EXTRACTED ENTRIES:

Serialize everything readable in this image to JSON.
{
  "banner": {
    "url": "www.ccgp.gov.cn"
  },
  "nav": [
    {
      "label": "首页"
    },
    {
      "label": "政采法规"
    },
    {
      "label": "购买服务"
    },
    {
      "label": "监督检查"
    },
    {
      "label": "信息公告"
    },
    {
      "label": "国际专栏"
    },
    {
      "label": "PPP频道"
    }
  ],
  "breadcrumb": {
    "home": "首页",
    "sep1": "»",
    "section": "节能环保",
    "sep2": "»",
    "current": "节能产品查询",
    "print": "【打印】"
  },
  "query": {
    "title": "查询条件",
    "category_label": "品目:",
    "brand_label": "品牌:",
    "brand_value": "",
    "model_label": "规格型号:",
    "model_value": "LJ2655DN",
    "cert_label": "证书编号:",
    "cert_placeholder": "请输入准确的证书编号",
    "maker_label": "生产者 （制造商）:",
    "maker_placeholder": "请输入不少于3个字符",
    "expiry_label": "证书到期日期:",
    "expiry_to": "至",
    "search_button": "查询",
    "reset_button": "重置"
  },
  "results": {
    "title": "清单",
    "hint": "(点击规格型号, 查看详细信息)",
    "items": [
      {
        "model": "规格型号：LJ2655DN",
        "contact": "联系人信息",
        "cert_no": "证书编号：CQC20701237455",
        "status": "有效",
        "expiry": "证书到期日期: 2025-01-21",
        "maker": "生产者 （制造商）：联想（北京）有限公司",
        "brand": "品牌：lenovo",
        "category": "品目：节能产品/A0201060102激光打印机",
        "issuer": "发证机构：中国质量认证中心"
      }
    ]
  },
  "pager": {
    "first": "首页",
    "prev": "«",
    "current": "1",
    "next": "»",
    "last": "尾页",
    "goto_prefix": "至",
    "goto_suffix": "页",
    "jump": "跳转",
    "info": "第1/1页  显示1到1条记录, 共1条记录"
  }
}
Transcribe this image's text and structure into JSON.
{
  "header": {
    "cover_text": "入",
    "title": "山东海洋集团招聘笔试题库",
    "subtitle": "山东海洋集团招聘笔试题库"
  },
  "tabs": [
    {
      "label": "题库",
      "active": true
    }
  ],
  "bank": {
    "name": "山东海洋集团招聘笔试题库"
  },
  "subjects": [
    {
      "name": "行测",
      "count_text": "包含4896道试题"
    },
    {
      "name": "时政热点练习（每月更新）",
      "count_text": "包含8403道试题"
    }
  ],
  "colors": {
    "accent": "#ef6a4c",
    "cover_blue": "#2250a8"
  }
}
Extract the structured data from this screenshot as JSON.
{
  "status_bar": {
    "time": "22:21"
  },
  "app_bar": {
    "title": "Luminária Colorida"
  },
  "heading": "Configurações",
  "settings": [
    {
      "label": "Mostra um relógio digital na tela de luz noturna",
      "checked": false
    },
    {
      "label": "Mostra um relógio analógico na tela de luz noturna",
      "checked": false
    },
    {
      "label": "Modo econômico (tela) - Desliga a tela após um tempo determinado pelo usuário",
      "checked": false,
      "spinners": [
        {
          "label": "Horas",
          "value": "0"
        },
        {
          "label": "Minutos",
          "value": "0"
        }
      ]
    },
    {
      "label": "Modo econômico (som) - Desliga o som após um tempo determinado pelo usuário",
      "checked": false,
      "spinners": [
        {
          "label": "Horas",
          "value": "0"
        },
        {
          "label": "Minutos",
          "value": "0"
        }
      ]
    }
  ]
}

WHAT YOU HAVE TO DO: Reproduce every record above exactly as it appears.

ANSWER FOR THE TASK:
Serialize everything readable in this image to JSON.
{
  "banner": {
    "url": "www.ccgp.gov.cn"
  },
  "nav": [
    {
      "label": "首页"
    },
    {
      "label": "政采法规"
    },
    {
      "label": "购买服务"
    },
    {
      "label": "监督检查"
    },
    {
      "label": "信息公告"
    },
    {
      "label": "国际专栏"
    },
    {
      "label": "PPP频道"
    }
  ],
  "breadcrumb": {
    "home": "首页",
    "sep1": "»",
    "section": "节能环保",
    "sep2": "»",
    "current": "节能产品查询",
    "print": "【打印】"
  },
  "query": {
    "title": "查询条件",
    "category_label": "品目:",
    "brand_label": "品牌:",
    "brand_value": "",
    "model_label": "规格型号:",
    "model_value": "LJ2655DN",
    "cert_label": "证书编号:",
    "cert_placeholder": "请输入准确的证书编号",
    "maker_label": "生产者 （制造商）:",
    "maker_placeholder": "请输入不少于3个字符",
    "expiry_label": "证书到期日期:",
    "expiry_to": "至",
    "search_button": "查询",
    "reset_button": "重置"
  },
  "results": {
    "title": "清单",
    "hint": "(点击规格型号, 查看详细信息)",
    "items": [
      {
        "model": "规格型号：LJ2655DN",
        "contact": "联系人信息",
        "cert_no": "证书编号：CQC20701237455",
        "status": "有效",
        "expiry": "证书到期日期: 2025-01-21",
        "maker": "生产者 （制造商）：联想（北京）有限公司",
        "brand": "品牌：lenovo",
        "category": "品目：节能产品/A0201060102激光打印机",
        "issuer": "发证机构：中国质量认证中心"
      }
    ]
  },
  "pager": {
    "first": "首页",
    "prev": "«",
    "current": "1",
    "next": "»",
    "last": "尾页",
    "goto_prefix": "至",
    "goto_suffix": "页",
    "jump": "跳转",
    "info": "第1/1页  显示1到1条记录, 共1条记录"
  }
}
Transcribe this image's text and structure into JSON.
{
  "header": {
    "cover_text": "入",
    "title": "山东海洋集团招聘笔试题库",
    "subtitle": "山东海洋集团招聘笔试题库"
  },
  "tabs": [
    {
      "label": "题库",
      "active": true
    }
  ],
  "bank": {
    "name": "山东海洋集团招聘笔试题库"
  },
  "subjects": [
    {
      "name": "行测",
      "count_text": "包含4896道试题"
    },
    {
      "name": "时政热点练习（每月更新）",
      "count_text": "包含8403道试题"
    }
  ],
  "colors": {
    "accent": "#ef6a4c",
    "cover_blue": "#2250a8"
  }
}
Extract the structured data from this screenshot as JSON.
{
  "status_bar": {
    "time": "22:21"
  },
  "app_bar": {
    "title": "Luminária Colorida"
  },
  "heading": "Configurações",
  "settings": [
    {
      "label": "Mostra um relógio digital na tela de luz noturna",
      "checked": false
    },
    {
      "label": "Mostra um relógio analógico na tela de luz noturna",
      "checked": false
    },
    {
      "label": "Modo econômico (tela) - Desliga a tela após um tempo determinado pelo usuário",
      "checked": false,
      "spinners": [
        {
          "label": "Horas",
          "value": "0"
        },
        {
          "label": "Minutos",
          "value": "0"
        }
      ]
    },
    {
      "label": "Modo econômico (som) - Desliga o som após um tempo determinado pelo usuário",
      "checked": false,
      "spinners": [
        {
          "label": "Horas",
          "value": "0"
        },
        {
          "label": "Minutos",
          "value": "0"
        }
      ]
    }
  ]
}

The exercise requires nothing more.